§ Set problem
Check every line of the data below for the string "China", and copy the ones that hold it.
### Supplied records
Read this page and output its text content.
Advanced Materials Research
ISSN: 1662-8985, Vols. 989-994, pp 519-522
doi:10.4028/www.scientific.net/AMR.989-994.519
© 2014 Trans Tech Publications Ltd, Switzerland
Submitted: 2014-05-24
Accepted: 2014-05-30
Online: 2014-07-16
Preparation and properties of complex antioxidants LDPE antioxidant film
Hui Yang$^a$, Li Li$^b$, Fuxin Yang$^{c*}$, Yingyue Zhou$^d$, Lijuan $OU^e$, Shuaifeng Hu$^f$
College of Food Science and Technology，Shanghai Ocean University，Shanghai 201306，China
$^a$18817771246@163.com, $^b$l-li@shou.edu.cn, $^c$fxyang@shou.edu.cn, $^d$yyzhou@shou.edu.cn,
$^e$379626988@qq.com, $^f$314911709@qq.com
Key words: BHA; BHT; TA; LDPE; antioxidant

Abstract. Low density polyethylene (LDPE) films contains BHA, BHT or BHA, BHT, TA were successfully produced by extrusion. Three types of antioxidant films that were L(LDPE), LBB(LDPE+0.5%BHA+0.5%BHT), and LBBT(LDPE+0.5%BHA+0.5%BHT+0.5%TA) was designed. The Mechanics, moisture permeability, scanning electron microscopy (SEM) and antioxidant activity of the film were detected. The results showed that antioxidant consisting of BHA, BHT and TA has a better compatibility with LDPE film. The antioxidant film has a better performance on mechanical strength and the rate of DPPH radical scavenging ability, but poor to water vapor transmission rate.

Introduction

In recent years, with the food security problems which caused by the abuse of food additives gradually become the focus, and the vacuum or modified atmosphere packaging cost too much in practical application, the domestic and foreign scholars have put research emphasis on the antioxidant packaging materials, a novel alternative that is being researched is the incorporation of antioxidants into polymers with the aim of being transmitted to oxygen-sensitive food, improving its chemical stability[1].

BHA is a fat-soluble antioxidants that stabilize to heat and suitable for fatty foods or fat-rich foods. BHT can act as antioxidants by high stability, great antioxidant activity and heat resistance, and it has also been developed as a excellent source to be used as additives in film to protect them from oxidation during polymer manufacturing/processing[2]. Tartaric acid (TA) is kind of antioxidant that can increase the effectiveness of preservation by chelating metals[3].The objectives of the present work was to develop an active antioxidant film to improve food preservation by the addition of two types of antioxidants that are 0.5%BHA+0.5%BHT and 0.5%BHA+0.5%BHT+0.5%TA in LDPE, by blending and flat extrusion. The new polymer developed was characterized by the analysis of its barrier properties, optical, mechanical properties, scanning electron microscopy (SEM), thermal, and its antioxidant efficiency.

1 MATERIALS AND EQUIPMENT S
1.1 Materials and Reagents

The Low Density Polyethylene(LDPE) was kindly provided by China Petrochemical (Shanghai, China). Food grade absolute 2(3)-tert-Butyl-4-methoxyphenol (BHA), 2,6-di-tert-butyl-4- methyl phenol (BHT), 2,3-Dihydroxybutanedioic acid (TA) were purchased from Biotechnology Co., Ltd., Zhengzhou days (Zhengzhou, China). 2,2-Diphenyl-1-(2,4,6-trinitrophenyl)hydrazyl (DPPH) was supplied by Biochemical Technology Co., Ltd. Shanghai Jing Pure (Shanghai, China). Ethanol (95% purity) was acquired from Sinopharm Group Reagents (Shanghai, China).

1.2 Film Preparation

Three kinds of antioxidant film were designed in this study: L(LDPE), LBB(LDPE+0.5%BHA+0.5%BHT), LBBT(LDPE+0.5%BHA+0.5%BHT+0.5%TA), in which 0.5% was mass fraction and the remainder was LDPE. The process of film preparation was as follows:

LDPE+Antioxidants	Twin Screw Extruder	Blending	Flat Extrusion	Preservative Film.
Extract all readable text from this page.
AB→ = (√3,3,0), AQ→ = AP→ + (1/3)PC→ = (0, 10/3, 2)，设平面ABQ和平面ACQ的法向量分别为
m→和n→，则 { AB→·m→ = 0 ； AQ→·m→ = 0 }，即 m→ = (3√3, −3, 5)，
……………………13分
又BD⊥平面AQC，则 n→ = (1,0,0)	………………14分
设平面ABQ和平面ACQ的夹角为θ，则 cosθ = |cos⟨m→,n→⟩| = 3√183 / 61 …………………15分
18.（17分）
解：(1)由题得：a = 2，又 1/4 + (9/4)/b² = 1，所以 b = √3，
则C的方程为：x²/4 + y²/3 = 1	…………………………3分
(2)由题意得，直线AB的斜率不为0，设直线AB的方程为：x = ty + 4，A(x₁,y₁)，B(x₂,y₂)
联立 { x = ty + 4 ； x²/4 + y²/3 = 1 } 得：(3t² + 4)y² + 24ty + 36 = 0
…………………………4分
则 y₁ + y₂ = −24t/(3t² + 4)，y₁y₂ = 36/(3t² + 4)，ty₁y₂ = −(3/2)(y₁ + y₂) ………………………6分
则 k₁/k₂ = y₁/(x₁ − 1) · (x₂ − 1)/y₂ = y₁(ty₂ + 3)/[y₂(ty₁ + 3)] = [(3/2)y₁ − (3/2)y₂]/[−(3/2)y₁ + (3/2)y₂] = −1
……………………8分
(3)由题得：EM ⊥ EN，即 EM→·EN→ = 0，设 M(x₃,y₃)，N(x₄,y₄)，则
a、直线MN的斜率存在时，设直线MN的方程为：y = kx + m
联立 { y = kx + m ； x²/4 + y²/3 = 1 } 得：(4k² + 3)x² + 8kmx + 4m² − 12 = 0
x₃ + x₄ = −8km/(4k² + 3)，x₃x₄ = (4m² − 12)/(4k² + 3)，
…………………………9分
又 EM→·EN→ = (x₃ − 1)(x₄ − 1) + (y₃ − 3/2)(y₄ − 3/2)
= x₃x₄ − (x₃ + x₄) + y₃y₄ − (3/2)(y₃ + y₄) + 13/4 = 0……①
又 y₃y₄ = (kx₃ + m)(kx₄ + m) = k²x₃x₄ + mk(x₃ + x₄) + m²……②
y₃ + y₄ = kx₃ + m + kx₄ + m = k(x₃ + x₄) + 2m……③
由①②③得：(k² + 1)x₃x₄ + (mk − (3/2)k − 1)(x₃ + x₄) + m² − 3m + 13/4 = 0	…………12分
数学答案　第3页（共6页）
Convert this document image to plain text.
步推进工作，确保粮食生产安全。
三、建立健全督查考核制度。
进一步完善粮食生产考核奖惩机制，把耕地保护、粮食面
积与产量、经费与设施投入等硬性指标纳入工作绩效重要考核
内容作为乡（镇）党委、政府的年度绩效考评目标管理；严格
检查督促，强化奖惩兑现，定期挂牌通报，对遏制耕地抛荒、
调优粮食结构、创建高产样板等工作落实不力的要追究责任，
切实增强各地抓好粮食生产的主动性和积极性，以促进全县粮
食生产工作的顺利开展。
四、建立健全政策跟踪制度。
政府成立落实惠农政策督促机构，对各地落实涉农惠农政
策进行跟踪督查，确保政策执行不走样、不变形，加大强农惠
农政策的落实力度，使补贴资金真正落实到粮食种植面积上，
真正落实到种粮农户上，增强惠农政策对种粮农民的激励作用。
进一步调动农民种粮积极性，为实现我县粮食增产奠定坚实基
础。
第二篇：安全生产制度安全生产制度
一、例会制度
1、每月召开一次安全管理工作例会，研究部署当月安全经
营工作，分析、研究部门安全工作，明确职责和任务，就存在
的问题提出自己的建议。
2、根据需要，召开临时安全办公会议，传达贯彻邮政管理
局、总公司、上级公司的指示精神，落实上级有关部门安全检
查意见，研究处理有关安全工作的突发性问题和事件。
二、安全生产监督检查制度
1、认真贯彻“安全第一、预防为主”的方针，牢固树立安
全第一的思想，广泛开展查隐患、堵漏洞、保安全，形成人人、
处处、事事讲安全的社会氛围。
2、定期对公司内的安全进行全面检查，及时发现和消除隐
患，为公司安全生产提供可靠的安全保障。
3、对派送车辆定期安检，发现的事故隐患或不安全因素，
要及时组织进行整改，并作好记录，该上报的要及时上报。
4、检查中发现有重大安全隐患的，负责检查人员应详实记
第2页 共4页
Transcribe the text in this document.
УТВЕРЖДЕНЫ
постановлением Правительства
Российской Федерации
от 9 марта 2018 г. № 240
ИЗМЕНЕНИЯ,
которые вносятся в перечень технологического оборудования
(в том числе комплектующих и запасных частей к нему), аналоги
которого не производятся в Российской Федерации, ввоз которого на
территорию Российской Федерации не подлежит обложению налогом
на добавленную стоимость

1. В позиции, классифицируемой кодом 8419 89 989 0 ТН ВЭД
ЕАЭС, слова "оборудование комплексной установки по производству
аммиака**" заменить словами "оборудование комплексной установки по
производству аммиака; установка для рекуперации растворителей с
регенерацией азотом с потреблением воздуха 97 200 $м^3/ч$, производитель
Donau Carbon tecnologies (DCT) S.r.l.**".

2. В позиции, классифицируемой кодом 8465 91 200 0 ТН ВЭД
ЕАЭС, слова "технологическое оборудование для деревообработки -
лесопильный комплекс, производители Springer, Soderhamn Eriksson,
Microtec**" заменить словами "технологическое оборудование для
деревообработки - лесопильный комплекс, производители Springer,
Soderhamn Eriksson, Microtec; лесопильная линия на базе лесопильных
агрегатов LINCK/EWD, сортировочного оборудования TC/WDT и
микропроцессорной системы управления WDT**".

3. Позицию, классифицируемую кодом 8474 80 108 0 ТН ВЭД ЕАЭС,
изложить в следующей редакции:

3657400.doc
######
§ Exercise solution
College of Food Science and Technology，Shanghai Ocean University，Shanghai 201306，China
The Low Density Polyethylene(LDPE) was kindly provided by China Petrochemical (Shanghai, China). Food grade absolute 2(3)-tert-Butyl-4-methoxyphenol (BHA), 2,6-di-tert-butyl-4- methyl phenol (BHT), 2,3-Dihydroxybutanedioic acid (TA) were purchased from Biotechnology Co., Ltd., Zhengzhou days (Zhengzhou, China). 2,2-Diphenyl-1-(2,4,6-trinitrophenyl)hydrazyl (DPPH) was supplied by Biochemical Technology Co., Ltd. Shanghai Jing Pure (Shanghai, China). Ethanol (95% purity) was acquired from Sinopharm Group Reagents (Shanghai, China).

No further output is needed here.